**Short task**
Select every line below containing the word "color".
>> start Stored data
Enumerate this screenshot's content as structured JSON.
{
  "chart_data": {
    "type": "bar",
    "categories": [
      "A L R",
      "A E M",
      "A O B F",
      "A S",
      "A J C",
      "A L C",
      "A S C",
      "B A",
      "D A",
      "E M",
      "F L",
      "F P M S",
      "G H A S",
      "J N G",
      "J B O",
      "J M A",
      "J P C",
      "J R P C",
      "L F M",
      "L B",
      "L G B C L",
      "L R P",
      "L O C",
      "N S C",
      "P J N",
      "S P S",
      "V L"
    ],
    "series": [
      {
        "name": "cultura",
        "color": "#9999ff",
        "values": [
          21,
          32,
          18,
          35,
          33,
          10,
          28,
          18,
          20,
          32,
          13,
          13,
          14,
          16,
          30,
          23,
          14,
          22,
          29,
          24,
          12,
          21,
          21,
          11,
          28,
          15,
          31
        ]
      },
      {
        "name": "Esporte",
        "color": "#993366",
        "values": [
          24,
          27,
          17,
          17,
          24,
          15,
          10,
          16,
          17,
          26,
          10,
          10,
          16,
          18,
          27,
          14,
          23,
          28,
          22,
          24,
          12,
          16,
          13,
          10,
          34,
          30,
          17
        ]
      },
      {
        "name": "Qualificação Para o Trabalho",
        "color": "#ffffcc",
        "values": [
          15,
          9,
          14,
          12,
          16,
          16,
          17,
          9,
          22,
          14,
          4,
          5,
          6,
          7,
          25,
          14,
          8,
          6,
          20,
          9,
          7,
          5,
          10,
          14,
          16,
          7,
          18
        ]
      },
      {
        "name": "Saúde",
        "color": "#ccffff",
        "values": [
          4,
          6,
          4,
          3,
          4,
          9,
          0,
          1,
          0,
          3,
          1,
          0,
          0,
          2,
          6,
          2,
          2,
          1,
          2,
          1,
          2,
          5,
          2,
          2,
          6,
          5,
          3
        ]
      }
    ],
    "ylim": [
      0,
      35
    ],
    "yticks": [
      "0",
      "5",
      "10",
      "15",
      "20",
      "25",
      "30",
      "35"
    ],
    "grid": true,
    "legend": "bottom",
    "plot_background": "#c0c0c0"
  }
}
>> end Stored data
**Result**
        "color": "#9999ff",
        "color": "#993366",
        "color": "#ffffcc",
        "color": "#ccffff",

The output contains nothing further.